Extrait du discours de Patrice Lumumba le 30 juin 1960 …
« Ce que fut notre sort en 80 ans de régime colonialiste, nos blessures sont trop fraîches et trop douloureuses encore pour que nous puissions les chasser de notre mémoire.
Nous avons connu le travail harassant exigé en échange de salaires qui ne nous permettaient ni de manger à notre faim, ni de nous vêtir ou de nous loger décemment, ni d’élever nos enfants comme des êtres chers. Nous avons connu les ironies, les insultes, les coups que nous devions subir matin, midi et soir, parce que nous étions des nègres.
Qui oubliera qu’à un noir on disait ‘Tu’, non certes comme à un ami, mais parce que le ‘Vous’ honorable était réservé aux seuls blancs !
Nous avons connu nos terres spoliées au nom de textes prétendument légaux, qui ne faisaient que reconnaître le droit du plus fort.
Nous avons connu que la loi n’était jamais la même, selon qu’il s’agissait d’un blanc ou d’un noir, accommodante pour les uns, cruelle et inhumaine pour les autres. »
https://nofi.fr/2017/09/patrice-lumumba/42817
Pertinent et percutant, Rémi De Vos croise ici un vaudeville modernisé portes ouvertes à tous vents, le théâtre de l’Absurde, le pamphlet et le dîner de cons … pour obtenir un cocktail explosif qui sert de subtile métaphore en noir et blanc, pour condamner la société ultra-libérale, dans son acception la plus péjorative. Tout en mettant en lumière la faillite de la colonisation de l’Afrique, la pièce dénonce la violence qui donne au pouvoir et à l’argent tous les droits d’écraser, de maltraiter ou d’exploiter autrui et même …la planète où l’on vit.
2017. La pièce se déroule à Huis-ouvert sur la pluie diluvienne qui rend la circulation impossible, autour d’une villa 2.0 dans une banlieue aisée de Kinshasa, où habite depuis 30 ans un couple d’expatriés sans enfants, Ruben et Mathilde, femme élégante, désœuvrée et esseulée. Le cadre intérieur est frigorifiquement blanc… avant qu’il ne s’ouvre sur la noirceur de l’histoire. Référence obligée à Joseph Conrad et son roman Heart of Darkness (Au cœur des ténèbres). Les personnages s’abreuvent régulièrement de whisky pour tenter de noyer l’absence de valeurs, d’éloigner les catastrophes et gommer les énergies négatives. Le malaise congolais infuse. Louise (Priscilia Adade) est au service du couple depuis deux ans. Elle est traitée par le maître des lieux …comme on ne traite pas les domestiques, mais avec bienveillance, comme une secrète confidente par l’épouse. Panthère (Jérémie Zagba) incarne un sien « cousin », avec lequel la jeune africaine prendra sa revanche sur sa servitude obligée.
Il y a un couple invité de nouveaux-arrivants : Daniel et Corinne, qui ne s’accordent qu’en apparence, la cravate de l’un assortie au bleu roi de la robe de l’autre. Daniel désire ardemment rencontrer Paul Dyabanza (Ansou Dhiediou), un membre du gouvernement pour faire affaire dans le créneau du caoutchouc. Les regards de Daniel (Benoît Van Dorslaer) dérivent sur la beauté sculpturale de Louise, la domestique africaine, ridiculement montée sur stilettos, par décision du patron. Daniel tient d’entrée de jeu un discours totalement insupportable vis-à-vis de sa femme. Superbe répartition des rôles.

À compléter:
A. Répondez à ces questions d'après le texte sur la pièce de Rémi De Vos :
(i) Combien d'années de régime colonialiste l'extrait du discours évoque-t-il ?
(ii) Près de quelle ville se trouve la villa où se déroule la pièce ?
(iii) Dans quel créneau Daniel veut-il faire affaire ?
B. Prolongez de quelques phrases le texte sur la pièce de Rémi De Vos, à la suite de sa dernière phrase.
Les entrées n'ont aucun lien avec le texte sur la pièce de Rémi De Vos.

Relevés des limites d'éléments
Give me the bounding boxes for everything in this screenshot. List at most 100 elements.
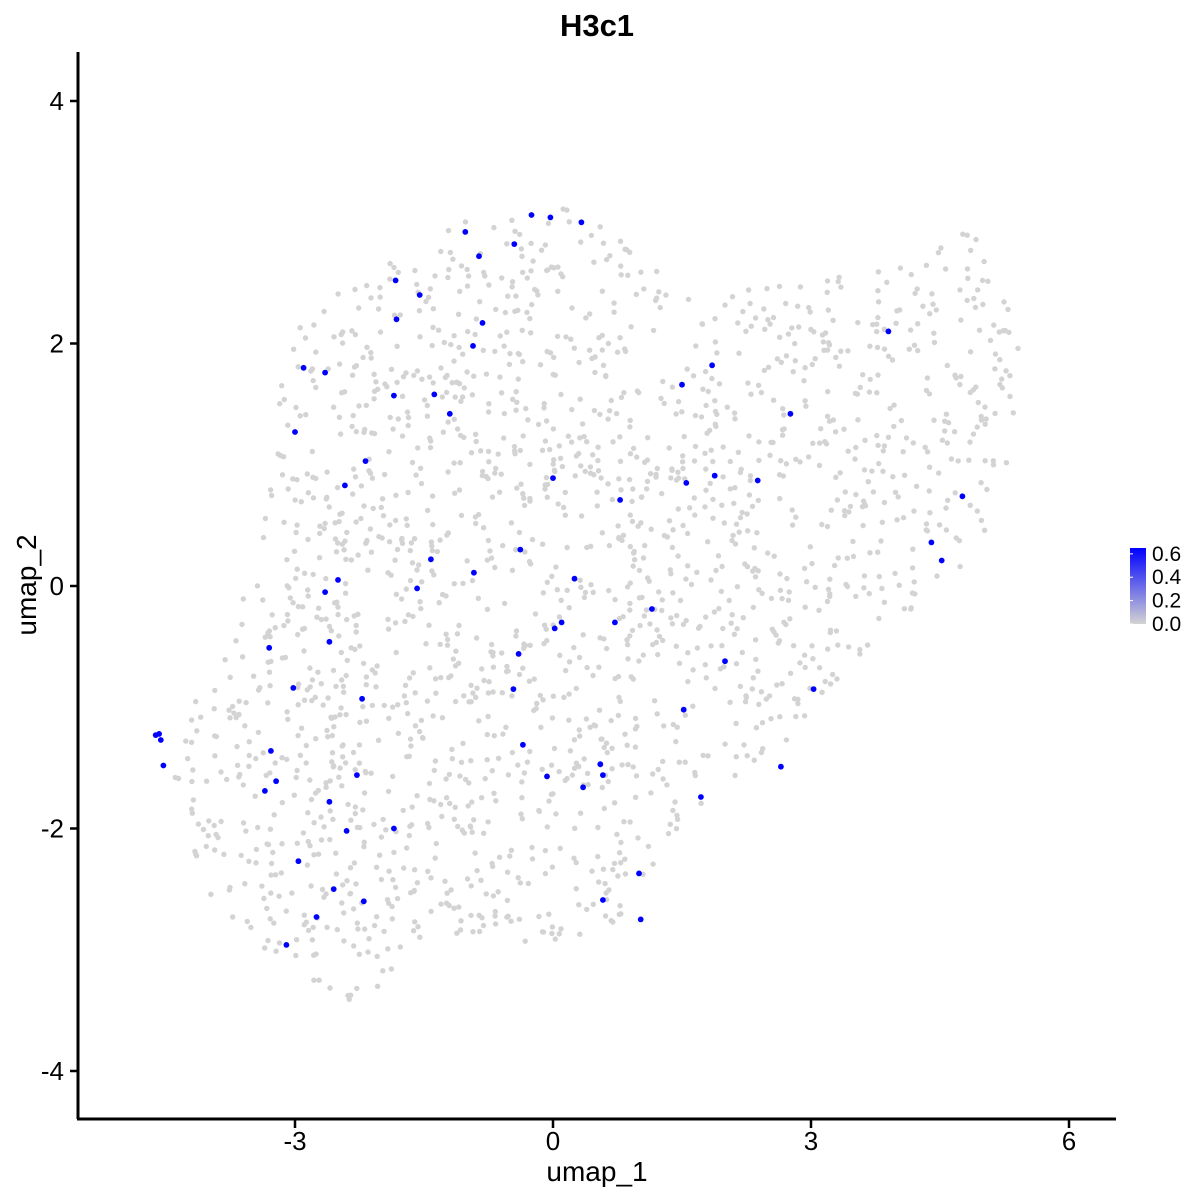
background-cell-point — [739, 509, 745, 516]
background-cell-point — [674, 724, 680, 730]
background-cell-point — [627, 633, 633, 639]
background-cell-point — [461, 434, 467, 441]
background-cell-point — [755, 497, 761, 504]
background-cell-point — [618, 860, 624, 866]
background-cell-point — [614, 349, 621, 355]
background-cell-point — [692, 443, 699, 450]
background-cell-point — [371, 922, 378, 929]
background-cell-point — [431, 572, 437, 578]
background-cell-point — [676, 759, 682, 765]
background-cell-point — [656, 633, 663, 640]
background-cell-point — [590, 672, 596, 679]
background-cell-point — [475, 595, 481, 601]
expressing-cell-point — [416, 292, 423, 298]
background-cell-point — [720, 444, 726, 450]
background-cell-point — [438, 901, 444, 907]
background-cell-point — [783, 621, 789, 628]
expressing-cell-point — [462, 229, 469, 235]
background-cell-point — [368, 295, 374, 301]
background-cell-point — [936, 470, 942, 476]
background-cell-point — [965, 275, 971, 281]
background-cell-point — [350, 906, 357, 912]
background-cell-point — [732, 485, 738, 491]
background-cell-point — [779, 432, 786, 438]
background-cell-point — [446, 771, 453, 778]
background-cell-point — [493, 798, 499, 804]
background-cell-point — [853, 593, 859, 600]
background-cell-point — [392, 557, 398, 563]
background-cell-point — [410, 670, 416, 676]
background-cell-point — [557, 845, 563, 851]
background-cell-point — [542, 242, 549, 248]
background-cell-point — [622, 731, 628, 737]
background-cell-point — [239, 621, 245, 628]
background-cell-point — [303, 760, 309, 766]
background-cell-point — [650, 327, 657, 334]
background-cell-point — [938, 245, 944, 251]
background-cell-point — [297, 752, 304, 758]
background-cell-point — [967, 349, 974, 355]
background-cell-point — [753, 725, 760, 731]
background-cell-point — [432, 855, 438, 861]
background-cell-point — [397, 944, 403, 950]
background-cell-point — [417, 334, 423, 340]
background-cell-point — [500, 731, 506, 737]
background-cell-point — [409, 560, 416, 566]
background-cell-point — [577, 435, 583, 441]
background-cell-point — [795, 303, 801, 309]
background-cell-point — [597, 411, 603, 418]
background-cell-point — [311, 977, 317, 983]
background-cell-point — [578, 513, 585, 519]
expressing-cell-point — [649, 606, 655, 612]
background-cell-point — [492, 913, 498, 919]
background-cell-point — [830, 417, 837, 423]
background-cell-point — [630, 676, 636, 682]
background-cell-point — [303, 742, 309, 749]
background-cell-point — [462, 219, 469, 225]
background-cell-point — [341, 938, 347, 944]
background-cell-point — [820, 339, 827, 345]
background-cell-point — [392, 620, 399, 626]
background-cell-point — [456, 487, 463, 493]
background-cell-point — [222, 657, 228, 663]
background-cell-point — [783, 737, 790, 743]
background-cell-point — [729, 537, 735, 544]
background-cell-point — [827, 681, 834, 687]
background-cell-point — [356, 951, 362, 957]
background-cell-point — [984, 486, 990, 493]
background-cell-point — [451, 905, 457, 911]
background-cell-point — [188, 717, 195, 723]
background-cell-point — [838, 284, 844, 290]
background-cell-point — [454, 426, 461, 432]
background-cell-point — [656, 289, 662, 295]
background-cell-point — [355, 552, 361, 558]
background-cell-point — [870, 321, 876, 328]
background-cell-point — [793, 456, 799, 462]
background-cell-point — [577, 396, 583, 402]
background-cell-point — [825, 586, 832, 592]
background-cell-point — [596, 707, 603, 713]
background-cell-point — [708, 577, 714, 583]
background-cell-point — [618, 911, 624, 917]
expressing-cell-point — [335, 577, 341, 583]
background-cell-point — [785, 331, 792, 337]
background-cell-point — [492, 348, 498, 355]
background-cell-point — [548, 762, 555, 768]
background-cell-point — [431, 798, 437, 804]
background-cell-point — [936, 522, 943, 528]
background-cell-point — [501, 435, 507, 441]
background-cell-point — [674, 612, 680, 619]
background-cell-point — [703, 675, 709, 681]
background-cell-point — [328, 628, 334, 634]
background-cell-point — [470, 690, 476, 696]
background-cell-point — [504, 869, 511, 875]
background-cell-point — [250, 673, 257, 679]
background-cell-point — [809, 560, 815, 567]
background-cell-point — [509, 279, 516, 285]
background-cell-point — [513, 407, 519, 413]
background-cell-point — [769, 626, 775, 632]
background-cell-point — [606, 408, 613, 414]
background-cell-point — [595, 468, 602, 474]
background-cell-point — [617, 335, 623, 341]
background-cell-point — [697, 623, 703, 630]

Résultats attendus:
A.
(i) 80 ans.
(ii) Kinshasa.
(iii) Le caoutchouc.

B.
Philippe Jeusette campe un formidable Ruben, géant bruyant, aux pieds d’argile qui voit progressivement ses espoirs de fortune fondre sous le ciel africain détrempé. Tout l’art de la redoutable palette de comédiens dirigés par Frédéric Dussenne sera de dégager au fur et à mesure une condamnation muette et accablante de ces expats qui se croient tout permis, affolés par l’appât du gain ou le désir charnel exotique. Le spectateur se met rapidement à souhaiter redonner une dignité aux africains dont les apartés en langue locale, les regards et les postures en disent si long. Dans ce jeu de souricière, les femmes européennes sont quelque peu épargnées. Toutes deux - l’une, blasée de la vie (Mathilde /Valérie Bauchau) et l’autre, (Corinne/Stéphane Bissot) d’une naïveté de Perette ou de Bécassine - savent quelque sagesse et émotions humaines garder. Toutes deux, dans des genres diamétralement opposés, sont rompues à un langage corporel extrêmement éloquent, le seul où elles se sentent un peu moins bridées.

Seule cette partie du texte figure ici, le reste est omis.